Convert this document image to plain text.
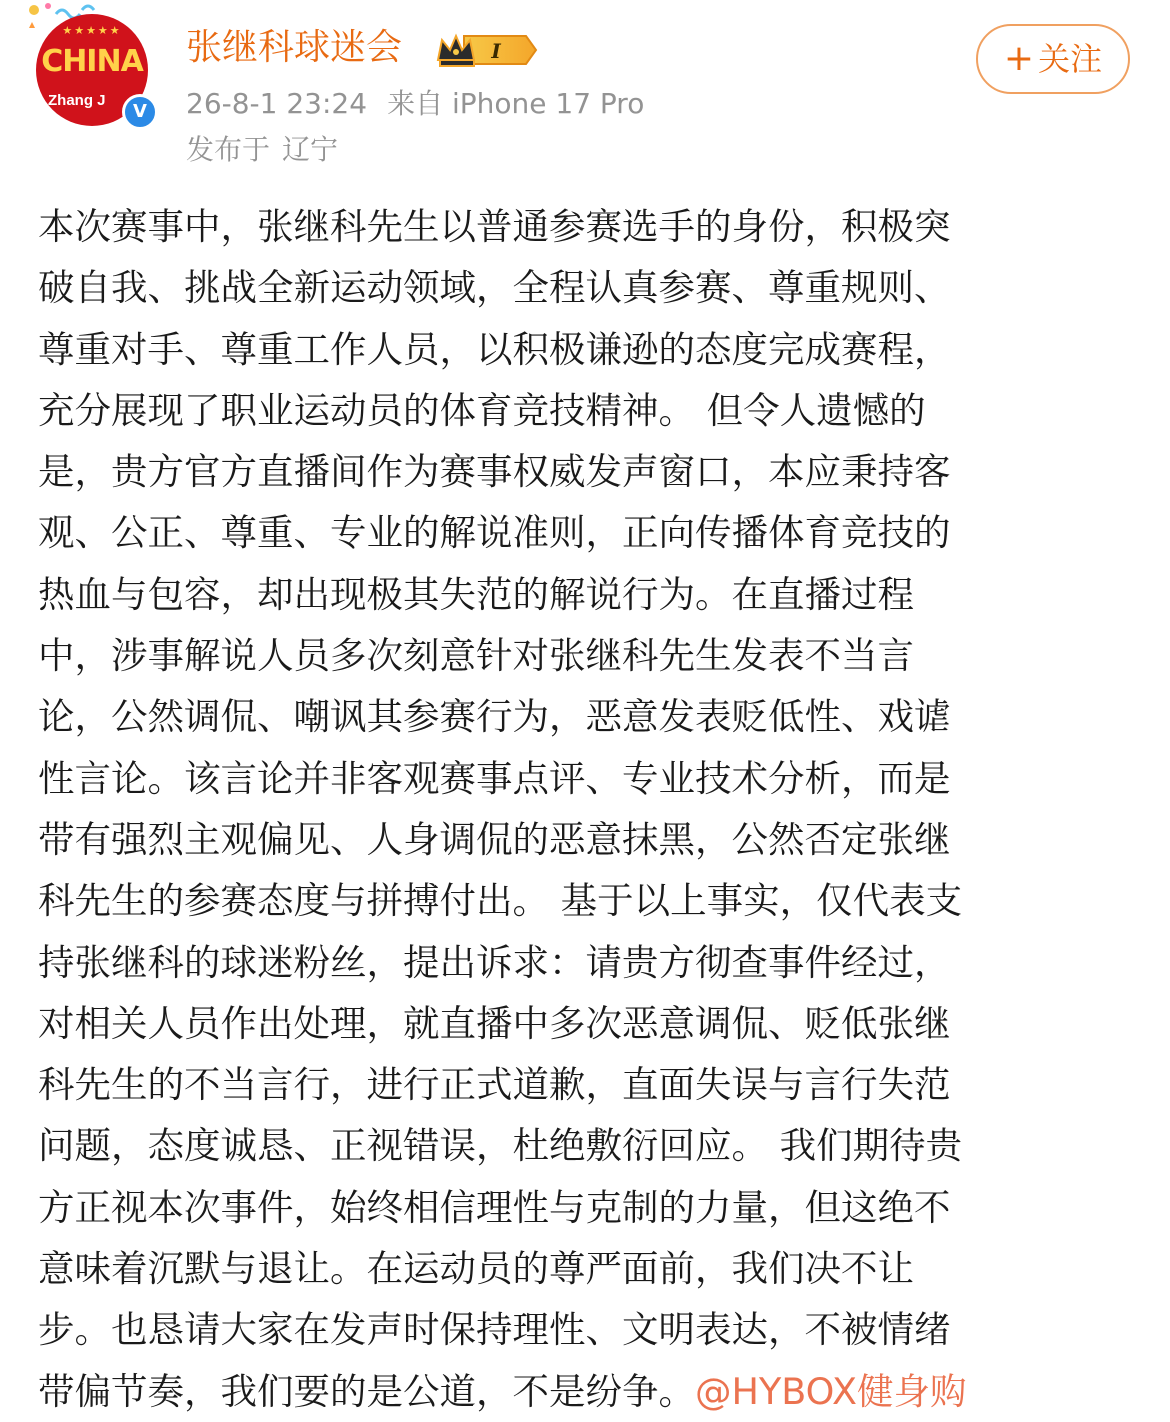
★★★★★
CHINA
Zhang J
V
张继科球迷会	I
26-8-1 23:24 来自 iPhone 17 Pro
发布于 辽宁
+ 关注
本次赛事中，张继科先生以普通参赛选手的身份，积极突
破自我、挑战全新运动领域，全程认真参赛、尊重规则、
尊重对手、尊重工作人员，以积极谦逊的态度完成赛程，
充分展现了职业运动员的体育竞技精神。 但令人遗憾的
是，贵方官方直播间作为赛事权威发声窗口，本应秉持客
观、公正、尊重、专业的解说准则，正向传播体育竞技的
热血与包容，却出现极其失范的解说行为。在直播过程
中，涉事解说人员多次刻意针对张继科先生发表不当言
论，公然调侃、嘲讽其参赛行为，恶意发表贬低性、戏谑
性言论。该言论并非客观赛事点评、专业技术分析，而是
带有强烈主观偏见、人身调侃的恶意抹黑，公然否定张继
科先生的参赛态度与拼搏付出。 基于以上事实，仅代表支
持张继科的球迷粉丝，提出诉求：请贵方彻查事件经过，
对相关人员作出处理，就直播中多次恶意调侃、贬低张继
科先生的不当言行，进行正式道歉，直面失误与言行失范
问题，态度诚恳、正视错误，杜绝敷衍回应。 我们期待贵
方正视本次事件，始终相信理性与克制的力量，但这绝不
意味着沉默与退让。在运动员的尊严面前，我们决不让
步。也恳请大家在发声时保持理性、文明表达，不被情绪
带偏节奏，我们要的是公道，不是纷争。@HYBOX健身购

——

*Goal of the exercise*:
Keep the pictures out of the copy and return the rest of the data above exactly.

*Result for this task*:
Convert this document image to plain text.
★★★★★
CHINA
Zhang J
V
张继科球迷会	I
26-8-1 23:24 来自 iPhone 17 Pro
发布于 辽宁
+ 关注
本次赛事中，张继科先生以普通参赛选手的身份，积极突
破自我、挑战全新运动领域，全程认真参赛、尊重规则、
尊重对手、尊重工作人员，以积极谦逊的态度完成赛程，
充分展现了职业运动员的体育竞技精神。 但令人遗憾的
是，贵方官方直播间作为赛事权威发声窗口，本应秉持客
观、公正、尊重、专业的解说准则，正向传播体育竞技的
热血与包容，却出现极其失范的解说行为。在直播过程
中，涉事解说人员多次刻意针对张继科先生发表不当言
论，公然调侃、嘲讽其参赛行为，恶意发表贬低性、戏谑
性言论。该言论并非客观赛事点评、专业技术分析，而是
带有强烈主观偏见、人身调侃的恶意抹黑，公然否定张继
科先生的参赛态度与拼搏付出。 基于以上事实，仅代表支
持张继科的球迷粉丝，提出诉求：请贵方彻查事件经过，
对相关人员作出处理，就直播中多次恶意调侃、贬低张继
科先生的不当言行，进行正式道歉，直面失误与言行失范
问题，态度诚恳、正视错误，杜绝敷衍回应。 我们期待贵
方正视本次事件，始终相信理性与克制的力量，但这绝不
意味着沉默与退让。在运动员的尊严面前，我们决不让
步。也恳请大家在发声时保持理性、文明表达，不被情绪
带偏节奏，我们要的是公道，不是纷争。@HYBOX健身购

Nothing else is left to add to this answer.